• _Problem to work on_
State the number of lines that contain "TODAY", with no other text.

[Dataset listings of figures]
________________
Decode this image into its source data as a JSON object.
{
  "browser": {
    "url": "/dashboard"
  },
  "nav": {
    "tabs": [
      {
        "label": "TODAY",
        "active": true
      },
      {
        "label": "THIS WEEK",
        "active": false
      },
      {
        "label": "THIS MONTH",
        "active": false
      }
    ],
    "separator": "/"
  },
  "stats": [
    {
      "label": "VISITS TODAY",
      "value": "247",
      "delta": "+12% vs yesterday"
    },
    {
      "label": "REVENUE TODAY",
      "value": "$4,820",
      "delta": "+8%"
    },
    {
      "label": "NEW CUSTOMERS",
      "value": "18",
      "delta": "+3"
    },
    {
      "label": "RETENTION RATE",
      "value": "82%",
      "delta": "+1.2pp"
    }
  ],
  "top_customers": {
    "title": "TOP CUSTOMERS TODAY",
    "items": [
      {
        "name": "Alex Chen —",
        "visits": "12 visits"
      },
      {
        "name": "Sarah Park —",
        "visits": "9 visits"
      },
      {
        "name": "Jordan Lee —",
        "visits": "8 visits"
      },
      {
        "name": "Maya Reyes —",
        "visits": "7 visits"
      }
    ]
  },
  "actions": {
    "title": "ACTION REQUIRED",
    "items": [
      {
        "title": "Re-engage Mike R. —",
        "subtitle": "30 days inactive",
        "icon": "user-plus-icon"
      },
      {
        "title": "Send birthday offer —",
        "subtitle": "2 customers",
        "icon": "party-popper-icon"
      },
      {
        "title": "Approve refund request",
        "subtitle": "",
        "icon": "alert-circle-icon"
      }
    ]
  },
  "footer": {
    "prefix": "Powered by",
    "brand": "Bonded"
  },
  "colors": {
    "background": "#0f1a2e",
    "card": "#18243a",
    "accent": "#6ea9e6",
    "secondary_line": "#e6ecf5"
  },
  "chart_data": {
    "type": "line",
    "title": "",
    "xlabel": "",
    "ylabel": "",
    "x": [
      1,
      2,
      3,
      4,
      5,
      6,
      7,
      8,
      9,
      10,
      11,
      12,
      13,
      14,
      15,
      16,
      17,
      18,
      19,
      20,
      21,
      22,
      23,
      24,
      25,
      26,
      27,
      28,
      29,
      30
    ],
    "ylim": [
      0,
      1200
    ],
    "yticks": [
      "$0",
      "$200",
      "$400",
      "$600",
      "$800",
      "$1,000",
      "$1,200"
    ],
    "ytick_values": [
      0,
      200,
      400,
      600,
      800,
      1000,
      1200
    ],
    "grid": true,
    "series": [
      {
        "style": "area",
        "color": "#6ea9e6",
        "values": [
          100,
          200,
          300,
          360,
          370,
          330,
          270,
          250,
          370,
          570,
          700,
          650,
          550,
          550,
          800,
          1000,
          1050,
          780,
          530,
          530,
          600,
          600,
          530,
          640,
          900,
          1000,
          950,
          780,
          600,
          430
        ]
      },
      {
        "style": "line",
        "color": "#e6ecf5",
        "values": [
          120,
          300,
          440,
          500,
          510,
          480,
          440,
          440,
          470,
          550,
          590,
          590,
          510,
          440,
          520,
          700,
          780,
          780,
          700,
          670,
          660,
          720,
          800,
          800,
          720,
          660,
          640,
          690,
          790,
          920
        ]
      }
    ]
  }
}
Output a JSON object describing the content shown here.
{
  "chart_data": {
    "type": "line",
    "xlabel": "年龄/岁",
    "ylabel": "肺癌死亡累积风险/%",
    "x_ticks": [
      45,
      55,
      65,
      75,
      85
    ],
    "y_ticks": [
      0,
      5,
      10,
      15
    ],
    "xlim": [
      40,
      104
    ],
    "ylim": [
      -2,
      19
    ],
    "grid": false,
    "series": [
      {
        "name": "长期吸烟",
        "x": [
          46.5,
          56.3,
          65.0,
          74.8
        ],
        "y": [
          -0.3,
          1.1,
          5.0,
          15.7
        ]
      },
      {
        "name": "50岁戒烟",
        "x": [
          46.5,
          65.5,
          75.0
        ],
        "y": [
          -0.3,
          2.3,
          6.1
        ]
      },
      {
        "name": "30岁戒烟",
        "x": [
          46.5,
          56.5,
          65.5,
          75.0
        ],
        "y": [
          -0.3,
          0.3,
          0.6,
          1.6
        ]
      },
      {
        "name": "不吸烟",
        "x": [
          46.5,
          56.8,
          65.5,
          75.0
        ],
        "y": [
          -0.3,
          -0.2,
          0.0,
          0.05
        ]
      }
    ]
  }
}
________________
• _Output of the task_
4